Items from a data source:
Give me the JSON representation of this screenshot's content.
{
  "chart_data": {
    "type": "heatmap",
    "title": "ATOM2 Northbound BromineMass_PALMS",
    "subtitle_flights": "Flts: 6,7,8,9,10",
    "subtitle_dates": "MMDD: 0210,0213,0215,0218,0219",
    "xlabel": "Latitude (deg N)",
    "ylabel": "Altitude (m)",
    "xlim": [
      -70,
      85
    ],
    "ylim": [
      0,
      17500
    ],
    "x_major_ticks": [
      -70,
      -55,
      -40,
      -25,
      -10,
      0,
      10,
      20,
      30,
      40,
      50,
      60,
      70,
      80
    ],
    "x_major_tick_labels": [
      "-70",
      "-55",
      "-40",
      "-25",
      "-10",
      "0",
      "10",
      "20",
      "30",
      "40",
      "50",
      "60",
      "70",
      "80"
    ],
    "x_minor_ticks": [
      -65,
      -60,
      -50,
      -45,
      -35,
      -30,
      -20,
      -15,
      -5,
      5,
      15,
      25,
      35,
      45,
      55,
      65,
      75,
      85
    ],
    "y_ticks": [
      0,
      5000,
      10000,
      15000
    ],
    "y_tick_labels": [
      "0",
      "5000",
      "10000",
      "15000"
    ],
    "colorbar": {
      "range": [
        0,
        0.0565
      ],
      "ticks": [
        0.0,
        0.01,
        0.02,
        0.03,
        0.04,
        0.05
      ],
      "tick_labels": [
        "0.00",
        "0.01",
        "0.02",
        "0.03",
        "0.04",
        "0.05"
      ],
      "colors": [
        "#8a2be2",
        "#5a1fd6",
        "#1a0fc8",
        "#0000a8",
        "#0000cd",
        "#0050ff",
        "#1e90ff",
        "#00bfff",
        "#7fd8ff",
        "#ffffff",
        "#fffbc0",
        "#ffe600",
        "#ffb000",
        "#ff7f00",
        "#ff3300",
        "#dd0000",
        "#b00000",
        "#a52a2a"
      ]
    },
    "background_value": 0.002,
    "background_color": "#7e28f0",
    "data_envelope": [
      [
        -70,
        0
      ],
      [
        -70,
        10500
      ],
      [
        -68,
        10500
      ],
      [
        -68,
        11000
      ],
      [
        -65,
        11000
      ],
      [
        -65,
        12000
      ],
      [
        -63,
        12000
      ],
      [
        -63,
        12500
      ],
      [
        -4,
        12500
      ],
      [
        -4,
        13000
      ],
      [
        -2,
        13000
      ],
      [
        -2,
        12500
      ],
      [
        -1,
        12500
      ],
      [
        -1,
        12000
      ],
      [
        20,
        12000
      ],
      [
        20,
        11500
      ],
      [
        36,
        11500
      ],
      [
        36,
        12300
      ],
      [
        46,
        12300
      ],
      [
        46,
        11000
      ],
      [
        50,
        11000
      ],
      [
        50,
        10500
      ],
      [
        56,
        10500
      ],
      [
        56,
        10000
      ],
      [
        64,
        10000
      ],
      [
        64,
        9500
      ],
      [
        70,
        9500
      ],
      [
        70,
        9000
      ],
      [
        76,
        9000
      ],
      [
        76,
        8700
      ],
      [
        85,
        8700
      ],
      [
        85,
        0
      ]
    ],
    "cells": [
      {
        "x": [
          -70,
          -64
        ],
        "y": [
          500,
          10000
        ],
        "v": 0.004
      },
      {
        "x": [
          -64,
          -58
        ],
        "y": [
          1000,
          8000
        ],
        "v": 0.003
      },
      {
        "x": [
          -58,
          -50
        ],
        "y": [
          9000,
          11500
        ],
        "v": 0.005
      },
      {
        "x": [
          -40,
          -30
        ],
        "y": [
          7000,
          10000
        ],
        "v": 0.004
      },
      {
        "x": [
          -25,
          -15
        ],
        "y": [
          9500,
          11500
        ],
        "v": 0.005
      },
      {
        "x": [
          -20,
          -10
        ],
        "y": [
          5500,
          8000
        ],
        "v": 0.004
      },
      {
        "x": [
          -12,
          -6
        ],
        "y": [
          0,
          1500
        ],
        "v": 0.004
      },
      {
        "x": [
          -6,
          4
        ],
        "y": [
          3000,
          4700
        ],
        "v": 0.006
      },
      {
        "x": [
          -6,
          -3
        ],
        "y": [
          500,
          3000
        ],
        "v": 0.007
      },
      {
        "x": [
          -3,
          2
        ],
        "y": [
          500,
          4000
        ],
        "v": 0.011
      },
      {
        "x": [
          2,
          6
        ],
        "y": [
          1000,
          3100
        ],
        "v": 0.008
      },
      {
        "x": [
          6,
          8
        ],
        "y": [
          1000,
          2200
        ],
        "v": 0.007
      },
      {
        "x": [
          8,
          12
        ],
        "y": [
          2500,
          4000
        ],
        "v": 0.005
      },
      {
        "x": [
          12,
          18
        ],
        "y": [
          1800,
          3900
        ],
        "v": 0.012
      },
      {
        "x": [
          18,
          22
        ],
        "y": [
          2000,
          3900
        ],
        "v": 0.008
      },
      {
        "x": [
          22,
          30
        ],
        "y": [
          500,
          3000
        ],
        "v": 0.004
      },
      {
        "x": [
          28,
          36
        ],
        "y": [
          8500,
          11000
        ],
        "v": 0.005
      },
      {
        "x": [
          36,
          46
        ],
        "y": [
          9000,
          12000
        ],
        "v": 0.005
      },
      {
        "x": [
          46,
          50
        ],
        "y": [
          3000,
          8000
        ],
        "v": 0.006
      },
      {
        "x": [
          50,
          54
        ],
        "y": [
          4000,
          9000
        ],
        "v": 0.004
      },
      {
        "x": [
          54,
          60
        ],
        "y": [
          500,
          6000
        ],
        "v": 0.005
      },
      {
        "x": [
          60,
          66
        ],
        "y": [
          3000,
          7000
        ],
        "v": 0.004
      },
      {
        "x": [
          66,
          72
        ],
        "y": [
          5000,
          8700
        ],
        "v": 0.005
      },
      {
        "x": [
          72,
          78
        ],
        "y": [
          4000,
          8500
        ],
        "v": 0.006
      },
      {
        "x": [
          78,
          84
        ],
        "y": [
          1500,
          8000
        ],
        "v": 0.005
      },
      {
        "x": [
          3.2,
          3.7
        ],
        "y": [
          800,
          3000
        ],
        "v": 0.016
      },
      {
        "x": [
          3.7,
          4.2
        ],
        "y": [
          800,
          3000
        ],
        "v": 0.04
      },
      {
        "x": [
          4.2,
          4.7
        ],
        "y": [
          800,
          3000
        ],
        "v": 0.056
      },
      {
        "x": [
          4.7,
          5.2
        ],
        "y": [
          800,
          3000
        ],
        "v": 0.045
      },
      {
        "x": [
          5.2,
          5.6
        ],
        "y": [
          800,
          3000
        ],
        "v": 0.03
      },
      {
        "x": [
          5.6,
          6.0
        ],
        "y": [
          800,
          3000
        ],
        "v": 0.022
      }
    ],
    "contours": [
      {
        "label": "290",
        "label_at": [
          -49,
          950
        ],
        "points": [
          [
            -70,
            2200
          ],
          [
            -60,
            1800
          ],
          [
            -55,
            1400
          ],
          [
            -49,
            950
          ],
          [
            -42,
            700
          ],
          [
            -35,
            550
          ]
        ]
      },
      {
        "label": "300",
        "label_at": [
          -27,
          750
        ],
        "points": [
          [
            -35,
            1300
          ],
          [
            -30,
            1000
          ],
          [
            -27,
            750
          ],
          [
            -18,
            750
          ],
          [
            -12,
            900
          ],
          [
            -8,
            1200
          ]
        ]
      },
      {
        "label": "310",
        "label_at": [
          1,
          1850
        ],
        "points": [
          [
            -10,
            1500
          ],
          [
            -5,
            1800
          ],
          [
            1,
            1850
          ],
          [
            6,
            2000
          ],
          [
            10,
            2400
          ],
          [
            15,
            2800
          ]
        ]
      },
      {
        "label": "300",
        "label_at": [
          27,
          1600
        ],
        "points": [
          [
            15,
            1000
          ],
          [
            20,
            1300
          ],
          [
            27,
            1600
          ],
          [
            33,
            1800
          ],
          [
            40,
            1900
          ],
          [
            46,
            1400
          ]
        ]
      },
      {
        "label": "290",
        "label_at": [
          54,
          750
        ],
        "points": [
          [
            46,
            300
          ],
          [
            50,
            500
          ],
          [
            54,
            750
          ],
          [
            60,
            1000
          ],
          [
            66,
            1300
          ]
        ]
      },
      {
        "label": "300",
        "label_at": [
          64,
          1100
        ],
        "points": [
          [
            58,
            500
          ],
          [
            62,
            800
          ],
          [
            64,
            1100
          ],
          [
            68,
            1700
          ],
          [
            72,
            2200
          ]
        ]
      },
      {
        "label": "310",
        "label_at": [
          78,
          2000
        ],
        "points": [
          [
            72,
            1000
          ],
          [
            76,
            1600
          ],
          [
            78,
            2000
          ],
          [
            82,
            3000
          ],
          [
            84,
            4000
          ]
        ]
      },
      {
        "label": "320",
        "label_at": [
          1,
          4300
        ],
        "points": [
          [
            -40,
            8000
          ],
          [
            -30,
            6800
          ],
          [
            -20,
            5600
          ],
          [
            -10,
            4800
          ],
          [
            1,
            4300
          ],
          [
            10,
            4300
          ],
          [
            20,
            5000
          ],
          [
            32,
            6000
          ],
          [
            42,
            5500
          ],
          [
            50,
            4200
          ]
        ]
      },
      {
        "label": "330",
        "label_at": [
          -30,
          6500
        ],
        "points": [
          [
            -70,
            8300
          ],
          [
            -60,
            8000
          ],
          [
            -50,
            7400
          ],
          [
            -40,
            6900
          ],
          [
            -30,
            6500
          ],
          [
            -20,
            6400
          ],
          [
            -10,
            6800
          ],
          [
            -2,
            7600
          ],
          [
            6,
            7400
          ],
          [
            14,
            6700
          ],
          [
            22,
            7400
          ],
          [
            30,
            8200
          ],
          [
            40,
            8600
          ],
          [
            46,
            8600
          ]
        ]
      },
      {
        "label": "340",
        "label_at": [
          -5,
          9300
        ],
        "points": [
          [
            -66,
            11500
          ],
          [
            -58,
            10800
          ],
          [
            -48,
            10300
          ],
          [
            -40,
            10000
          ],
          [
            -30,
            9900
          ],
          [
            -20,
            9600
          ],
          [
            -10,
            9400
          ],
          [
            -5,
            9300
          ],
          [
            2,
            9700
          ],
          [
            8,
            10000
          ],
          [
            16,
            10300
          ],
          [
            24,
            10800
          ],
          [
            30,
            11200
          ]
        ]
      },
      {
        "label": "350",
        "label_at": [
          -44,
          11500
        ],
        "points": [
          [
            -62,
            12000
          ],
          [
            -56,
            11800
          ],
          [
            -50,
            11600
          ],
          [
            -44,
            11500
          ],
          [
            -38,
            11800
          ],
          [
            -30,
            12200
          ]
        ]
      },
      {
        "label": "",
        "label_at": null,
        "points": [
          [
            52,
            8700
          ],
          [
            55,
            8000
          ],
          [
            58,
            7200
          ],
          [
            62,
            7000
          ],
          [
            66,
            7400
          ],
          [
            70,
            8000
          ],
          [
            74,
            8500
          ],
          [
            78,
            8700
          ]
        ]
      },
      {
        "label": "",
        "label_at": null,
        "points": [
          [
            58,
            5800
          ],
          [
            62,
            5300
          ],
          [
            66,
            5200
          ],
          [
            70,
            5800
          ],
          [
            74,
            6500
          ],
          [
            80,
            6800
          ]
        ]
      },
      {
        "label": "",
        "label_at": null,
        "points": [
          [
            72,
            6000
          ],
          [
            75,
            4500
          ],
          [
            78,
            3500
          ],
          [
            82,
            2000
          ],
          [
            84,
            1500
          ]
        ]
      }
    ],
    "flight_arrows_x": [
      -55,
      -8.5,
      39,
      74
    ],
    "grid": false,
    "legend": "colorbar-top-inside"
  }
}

> _YOUR GOAL_: Locate the string "colorbar" in the listing above and copy every line where it occurs.

> _THE RESULT_:
    "colorbar": {
    "legend": "colorbar-top-inside"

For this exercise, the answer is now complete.